**WRITTEN PROBLEM**: Repeat the material verbatim. Images are excluded from the copy.

**INPUT ROWS**:
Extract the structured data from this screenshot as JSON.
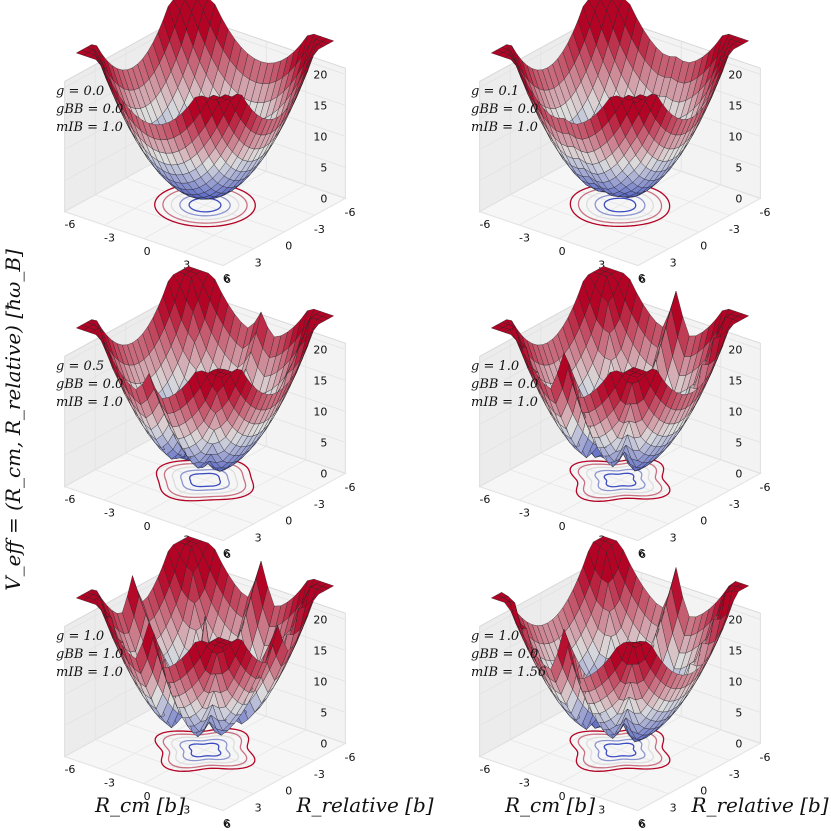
{
  "chart_data": {
    "type": "surface3d",
    "xlabel": "R_cm [b]",
    "ylabel": "R_relative [b]",
    "zlabel": "V_eff = (R_cm, R_relative) [ħω_B]",
    "xticks": [
      -6,
      -3,
      0,
      3,
      6
    ],
    "yticks": [
      -6,
      -3,
      0,
      3,
      6
    ],
    "zticks": [
      0,
      5,
      10,
      15,
      20
    ],
    "zlim": [
      0,
      20
    ],
    "panels": [
      {
        "g": "0.0",
        "gBB": "0.0",
        "mIB": "1.0",
        "lines": [
          "g = 0.0",
          "gBB = 0.0",
          "mIB = 1.0"
        ]
      },
      {
        "g": "0.1",
        "gBB": "0.0",
        "mIB": "1.0",
        "lines": [
          "g = 0.1",
          "gBB = 0.0",
          "mIB = 1.0"
        ]
      },
      {
        "g": "0.5",
        "gBB": "0.0",
        "mIB": "1.0",
        "lines": [
          "g = 0.5",
          "gBB = 0.0",
          "mIB = 1.0"
        ]
      },
      {
        "g": "1.0",
        "gBB": "0.0",
        "mIB": "1.0",
        "lines": [
          "g = 1.0",
          "gBB = 0.0",
          "mIB = 1.0"
        ]
      },
      {
        "g": "1.0",
        "gBB": "1.0",
        "mIB": "1.0",
        "lines": [
          "g = 1.0",
          "gBB = 1.0",
          "mIB = 1.0"
        ]
      },
      {
        "g": "1.0",
        "gBB": "0.0",
        "mIB": "1.56",
        "lines": [
          "g = 1.0",
          "gBB = 0.0",
          "mIB = 1.56"
        ]
      }
    ],
    "colormap": {
      "low": "#3b4cc0",
      "mid": "#dddddd",
      "high": "#b40426"
    }
  }
}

**RESULT OF THIS EXERCISE**:
Extract the structured data from this screenshot as JSON.
{
  "chart_data": {
    "type": "surface3d",
    "xlabel": "R_cm [b]",
    "ylabel": "R_relative [b]",
    "zlabel": "V_eff = (R_cm, R_relative) [ħω_B]",
    "xticks": [
      -6,
      -3,
      0,
      3,
      6
    ],
    "yticks": [
      -6,
      -3,
      0,
      3,
      6
    ],
    "zticks": [
      0,
      5,
      10,
      15,
      20
    ],
    "zlim": [
      0,
      20
    ],
    "panels": [
      {
        "g": "0.0",
        "gBB": "0.0",
        "mIB": "1.0",
        "lines": [
          "g = 0.0",
          "gBB = 0.0",
          "mIB = 1.0"
        ]
      },
      {
        "g": "0.1",
        "gBB": "0.0",
        "mIB": "1.0",
        "lines": [
          "g = 0.1",
          "gBB = 0.0",
          "mIB = 1.0"
        ]
      },
      {
        "g": "0.5",
        "gBB": "0.0",
        "mIB": "1.0",
        "lines": [
          "g = 0.5",
          "gBB = 0.0",
          "mIB = 1.0"
        ]
      },
      {
        "g": "1.0",
        "gBB": "0.0",
        "mIB": "1.0",
        "lines": [
          "g = 1.0",
          "gBB = 0.0",
          "mIB = 1.0"
        ]
      },
      {
        "g": "1.0",
        "gBB": "1.0",
        "mIB": "1.0",
        "lines": [
          "g = 1.0",
          "gBB = 1.0",
          "mIB = 1.0"
        ]
      },
      {
        "g": "1.0",
        "gBB": "0.0",
        "mIB": "1.56",
        "lines": [
          "g = 1.0",
          "gBB = 0.0",
          "mIB = 1.56"
        ]
      }
    ],
    "colormap": {
      "low": "#3b4cc0",
      "mid": "#dddddd",
      "high": "#b40426"
    }
  }
}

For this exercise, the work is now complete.